— Start of Excerpt —
For instance, in physics, a vector field F defined on an open set S is called a gradient field that can be represented as: $$F=\nabla f = (\frac{df}{dx_1},\frac{df}{dx_2},\frac{df}{dx_3}....,\frac{df}{dx_n})$$ with if there f on S. Basically, you can view this as The gradient of a scalar-valued multivariable function $f(x,y,z)$, denoted $\nabla f$, packages all its partial derivatives into a vector : $[\frac{df}{dx},\frac{df}{dy},\frac{df}{dz}]$.

In a pratical way, imagine being at $(x_0,y_0,z_0)$ the vector $\nabla f(x_0,y_o,z_0)$ tells you in wich direction you should go to increase the value of f most rapidly .
— End of Excerpt —
— Start of Supplied data —
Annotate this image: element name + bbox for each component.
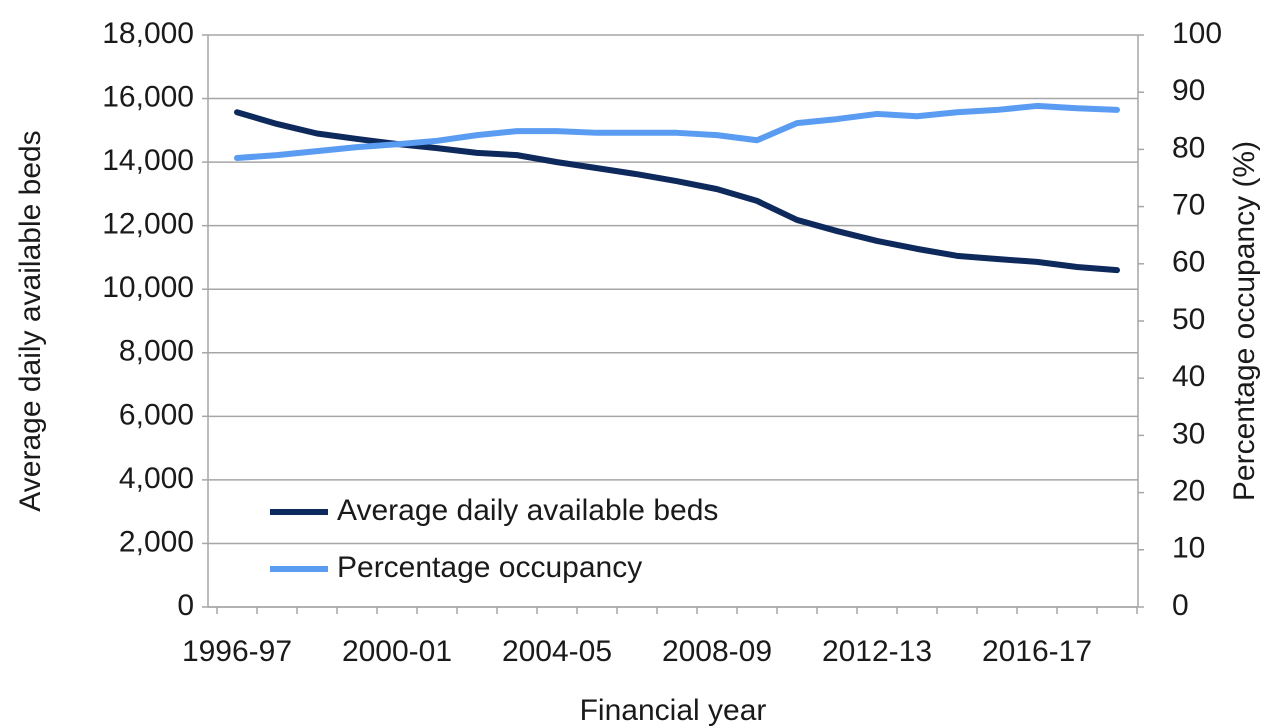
— End of Supplied data —
* [Directives]:
• 1. From the excerpt on gradients, reproduce the passage from "In a pratical" up to and including "most rapidly ." verbatim.
• 2. According to the excerpt on gradients, what does the gradient of a scalar-valued multivariable function package into a vector?
• 3. Pick up the excerpt on gradients after its last sentence and keep writing.

* [Answers below]:
• 1.
In a pratical way, imagine being at $(x_0,y_0,z_0)$ the vector $\nabla f(x_0,y_o,z_0)$ tells you in wich direction you should go to increase the value of f most rapidly .

• 2. All of its partial derivatives.

• 3.
This will mean $\nabla f$ is a vector-valued function.

An example would be:

$f: R^3 \rightarrow R^3 $, which literally means we're plugging in a set $(x, y, z)$ and it the function will map it to another $(x, y, z)^*$

Let set $f(x,y,z)=(x,y,z)$. with $x>0, y>0,y>0$. Here's a applet to visualise it better: https://mathinsight.org/applet/expanding_vector_field_3D

Hope this helps.